• _The problem_: Rewrite the rows from the line with "localize all elements." to the line with "bar-side [133, 252, 137, 258]", putting "bar-cap" wherever "bar-top" appears and leaving everything else untouched. Give back only those lines.

===

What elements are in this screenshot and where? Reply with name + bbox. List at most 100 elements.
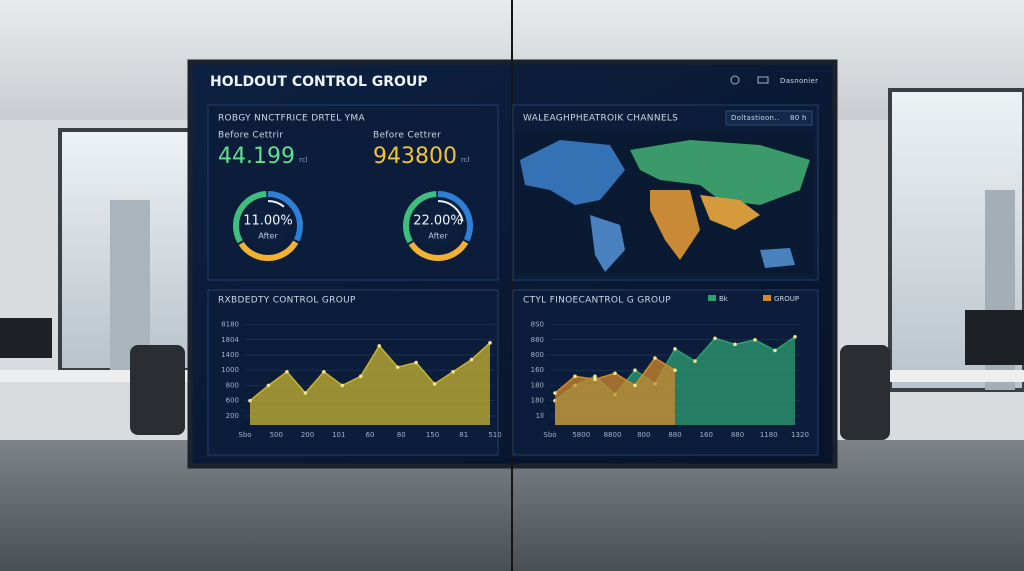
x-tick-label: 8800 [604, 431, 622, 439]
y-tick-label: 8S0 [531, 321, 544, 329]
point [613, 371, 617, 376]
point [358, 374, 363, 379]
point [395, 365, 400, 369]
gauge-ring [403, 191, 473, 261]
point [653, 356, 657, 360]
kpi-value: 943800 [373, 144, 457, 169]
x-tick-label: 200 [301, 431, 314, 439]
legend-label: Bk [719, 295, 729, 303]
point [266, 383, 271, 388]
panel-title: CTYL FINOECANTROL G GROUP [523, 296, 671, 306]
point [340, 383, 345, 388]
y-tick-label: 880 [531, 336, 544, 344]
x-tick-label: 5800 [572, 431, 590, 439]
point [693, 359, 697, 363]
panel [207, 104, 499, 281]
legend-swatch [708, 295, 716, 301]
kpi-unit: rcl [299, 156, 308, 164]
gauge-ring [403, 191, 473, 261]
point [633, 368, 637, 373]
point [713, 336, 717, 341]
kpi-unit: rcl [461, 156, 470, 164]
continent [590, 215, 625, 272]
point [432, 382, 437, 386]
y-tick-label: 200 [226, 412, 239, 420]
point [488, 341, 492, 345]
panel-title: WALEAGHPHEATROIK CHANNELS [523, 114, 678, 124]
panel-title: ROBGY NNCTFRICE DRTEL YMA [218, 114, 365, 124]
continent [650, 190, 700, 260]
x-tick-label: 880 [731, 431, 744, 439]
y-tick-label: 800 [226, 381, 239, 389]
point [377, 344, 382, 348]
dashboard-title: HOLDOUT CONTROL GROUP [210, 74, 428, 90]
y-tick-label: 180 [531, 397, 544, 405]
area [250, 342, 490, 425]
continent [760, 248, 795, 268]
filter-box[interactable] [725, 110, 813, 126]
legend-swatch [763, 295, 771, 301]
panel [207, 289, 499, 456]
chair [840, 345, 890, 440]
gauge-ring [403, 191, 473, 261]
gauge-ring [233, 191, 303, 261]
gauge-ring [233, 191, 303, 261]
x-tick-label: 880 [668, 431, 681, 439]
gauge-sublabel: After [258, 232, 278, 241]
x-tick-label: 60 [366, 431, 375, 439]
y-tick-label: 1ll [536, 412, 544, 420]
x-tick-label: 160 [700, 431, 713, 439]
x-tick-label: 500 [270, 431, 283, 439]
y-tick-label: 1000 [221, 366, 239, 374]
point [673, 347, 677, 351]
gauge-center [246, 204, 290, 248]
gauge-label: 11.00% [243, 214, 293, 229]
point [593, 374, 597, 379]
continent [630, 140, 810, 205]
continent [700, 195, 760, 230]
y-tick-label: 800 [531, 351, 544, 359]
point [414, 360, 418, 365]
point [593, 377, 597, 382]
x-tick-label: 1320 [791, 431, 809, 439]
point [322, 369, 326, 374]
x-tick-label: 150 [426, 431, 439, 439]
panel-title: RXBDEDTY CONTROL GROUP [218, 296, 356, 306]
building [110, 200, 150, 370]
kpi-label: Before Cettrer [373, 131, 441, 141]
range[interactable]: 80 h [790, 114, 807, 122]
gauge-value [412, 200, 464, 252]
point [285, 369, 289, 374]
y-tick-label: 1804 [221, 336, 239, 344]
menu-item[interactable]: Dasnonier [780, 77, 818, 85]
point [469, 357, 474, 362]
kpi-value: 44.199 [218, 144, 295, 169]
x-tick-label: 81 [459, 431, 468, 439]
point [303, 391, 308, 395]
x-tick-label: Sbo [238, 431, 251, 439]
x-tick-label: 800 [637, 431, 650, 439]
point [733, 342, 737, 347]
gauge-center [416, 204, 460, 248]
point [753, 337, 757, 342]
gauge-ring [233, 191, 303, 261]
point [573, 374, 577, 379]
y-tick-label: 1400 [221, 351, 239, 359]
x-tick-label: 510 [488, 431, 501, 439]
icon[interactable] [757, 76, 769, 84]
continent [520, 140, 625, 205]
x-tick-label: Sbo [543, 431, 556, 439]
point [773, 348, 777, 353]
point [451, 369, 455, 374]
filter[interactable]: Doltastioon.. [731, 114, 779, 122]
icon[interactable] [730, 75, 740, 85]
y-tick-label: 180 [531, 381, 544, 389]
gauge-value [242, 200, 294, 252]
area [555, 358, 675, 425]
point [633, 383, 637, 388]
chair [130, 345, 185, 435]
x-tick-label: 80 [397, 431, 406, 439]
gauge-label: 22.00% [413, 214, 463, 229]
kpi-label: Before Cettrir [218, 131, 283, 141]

===

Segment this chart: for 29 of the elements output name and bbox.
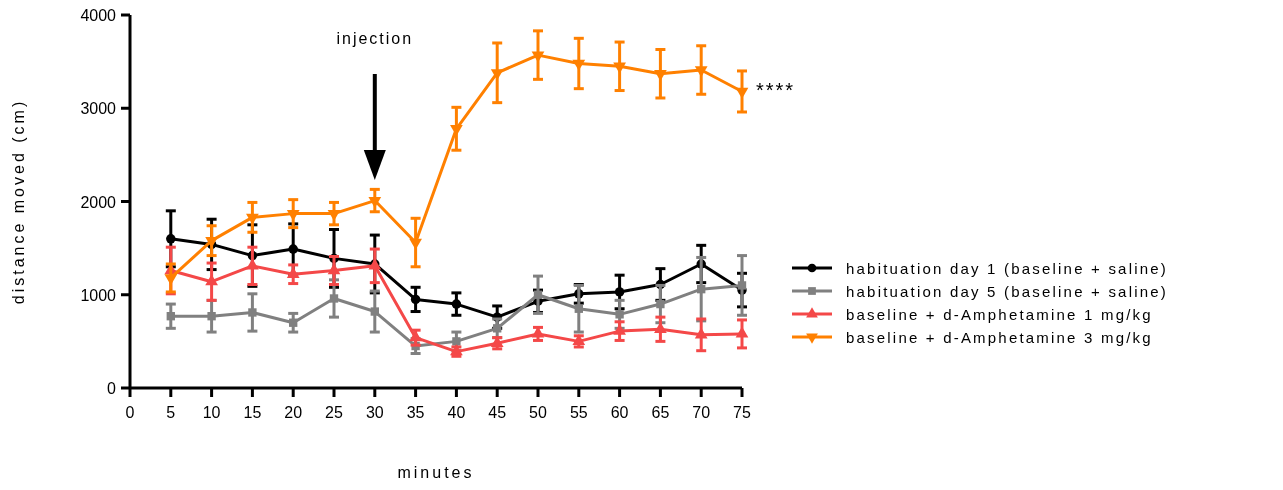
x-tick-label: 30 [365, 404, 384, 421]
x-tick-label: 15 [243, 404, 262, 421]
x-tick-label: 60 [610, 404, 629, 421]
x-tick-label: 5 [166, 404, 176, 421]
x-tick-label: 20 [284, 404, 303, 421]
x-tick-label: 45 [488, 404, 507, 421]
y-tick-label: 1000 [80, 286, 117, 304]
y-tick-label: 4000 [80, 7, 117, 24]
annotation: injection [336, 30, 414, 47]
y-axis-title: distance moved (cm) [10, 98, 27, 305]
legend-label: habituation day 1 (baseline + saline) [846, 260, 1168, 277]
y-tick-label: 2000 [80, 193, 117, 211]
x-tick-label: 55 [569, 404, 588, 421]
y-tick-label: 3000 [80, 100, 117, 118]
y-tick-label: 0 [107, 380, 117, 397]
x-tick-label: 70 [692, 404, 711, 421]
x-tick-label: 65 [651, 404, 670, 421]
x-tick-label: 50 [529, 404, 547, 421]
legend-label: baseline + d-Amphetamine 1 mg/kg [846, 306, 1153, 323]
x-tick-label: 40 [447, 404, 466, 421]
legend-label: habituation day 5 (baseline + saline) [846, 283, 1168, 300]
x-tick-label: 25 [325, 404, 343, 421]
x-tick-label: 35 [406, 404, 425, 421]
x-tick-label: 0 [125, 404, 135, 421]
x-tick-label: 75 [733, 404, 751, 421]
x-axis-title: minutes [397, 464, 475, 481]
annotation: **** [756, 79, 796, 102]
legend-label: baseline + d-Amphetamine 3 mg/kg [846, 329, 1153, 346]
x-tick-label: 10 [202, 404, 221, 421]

===

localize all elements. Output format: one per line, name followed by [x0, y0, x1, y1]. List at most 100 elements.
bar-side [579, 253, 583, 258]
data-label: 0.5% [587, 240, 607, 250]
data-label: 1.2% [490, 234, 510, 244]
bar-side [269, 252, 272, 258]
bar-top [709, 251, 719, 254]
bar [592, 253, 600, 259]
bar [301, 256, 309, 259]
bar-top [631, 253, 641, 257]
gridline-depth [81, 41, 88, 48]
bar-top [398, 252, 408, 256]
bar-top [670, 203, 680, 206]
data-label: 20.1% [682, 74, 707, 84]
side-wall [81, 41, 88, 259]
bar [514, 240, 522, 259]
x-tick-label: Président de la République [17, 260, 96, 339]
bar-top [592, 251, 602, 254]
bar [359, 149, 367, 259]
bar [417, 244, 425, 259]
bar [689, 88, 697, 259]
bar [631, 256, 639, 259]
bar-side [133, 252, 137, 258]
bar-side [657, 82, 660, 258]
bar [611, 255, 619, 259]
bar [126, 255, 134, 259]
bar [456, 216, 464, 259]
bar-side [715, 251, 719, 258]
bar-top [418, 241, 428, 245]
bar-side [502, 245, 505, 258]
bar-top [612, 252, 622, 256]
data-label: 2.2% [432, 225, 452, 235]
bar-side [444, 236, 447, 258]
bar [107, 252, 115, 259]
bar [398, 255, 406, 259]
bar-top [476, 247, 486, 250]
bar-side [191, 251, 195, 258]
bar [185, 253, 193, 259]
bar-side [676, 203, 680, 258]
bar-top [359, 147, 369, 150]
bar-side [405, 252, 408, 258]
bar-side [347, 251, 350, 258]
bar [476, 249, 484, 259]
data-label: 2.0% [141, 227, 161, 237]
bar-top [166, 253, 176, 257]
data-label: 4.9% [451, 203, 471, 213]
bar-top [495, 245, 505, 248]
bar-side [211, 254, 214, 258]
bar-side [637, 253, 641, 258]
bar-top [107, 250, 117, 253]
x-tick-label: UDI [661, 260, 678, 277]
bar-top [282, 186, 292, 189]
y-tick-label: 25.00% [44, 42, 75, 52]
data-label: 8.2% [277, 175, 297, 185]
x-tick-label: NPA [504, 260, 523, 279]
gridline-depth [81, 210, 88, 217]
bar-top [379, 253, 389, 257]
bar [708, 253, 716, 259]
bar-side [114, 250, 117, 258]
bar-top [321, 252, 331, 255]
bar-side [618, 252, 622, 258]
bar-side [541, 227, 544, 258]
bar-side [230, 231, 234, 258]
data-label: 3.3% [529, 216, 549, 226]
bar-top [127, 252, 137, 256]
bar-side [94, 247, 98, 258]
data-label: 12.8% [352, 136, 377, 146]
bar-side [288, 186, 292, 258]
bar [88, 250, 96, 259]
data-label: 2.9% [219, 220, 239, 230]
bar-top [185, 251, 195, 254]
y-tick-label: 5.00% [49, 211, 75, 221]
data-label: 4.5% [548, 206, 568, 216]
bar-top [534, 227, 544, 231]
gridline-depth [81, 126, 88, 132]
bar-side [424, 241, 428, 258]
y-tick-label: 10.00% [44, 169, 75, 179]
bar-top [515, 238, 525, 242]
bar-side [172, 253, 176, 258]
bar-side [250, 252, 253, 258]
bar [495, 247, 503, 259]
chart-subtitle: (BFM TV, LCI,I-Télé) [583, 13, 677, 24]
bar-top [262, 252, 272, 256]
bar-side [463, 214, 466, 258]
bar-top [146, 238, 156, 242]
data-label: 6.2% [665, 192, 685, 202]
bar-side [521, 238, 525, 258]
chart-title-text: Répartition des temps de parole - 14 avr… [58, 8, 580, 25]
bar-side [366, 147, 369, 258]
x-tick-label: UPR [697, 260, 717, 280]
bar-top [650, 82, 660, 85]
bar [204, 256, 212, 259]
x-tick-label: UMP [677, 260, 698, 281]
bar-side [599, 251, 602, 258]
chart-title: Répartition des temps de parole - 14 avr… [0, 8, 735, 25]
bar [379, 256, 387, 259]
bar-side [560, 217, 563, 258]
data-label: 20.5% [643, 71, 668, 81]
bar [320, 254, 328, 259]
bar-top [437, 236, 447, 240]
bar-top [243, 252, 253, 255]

===

• _Answer to the exercise_:
localize all elements. Output format: one per line, name followed by [x0, y0, x1, y1]. List at most 100 elements.
bar-side [579, 253, 583, 258]
data-label: 0.5% [587, 240, 607, 250]
data-label: 1.2% [490, 234, 510, 244]
bar-side [269, 252, 272, 258]
bar-cap [709, 251, 719, 254]
bar [592, 253, 600, 259]
bar [301, 256, 309, 259]
bar-cap [631, 253, 641, 257]
gridline-depth [81, 41, 88, 48]
bar-cap [398, 252, 408, 256]
bar-cap [670, 203, 680, 206]
data-label: 20.1% [682, 74, 707, 84]
side-wall [81, 41, 88, 259]
bar [514, 240, 522, 259]
x-tick-label: Président de la République [17, 260, 96, 339]
bar-cap [592, 251, 602, 254]
bar [359, 149, 367, 259]
bar [417, 244, 425, 259]
bar [689, 88, 697, 259]
bar [631, 256, 639, 259]
bar-side [133, 252, 137, 258]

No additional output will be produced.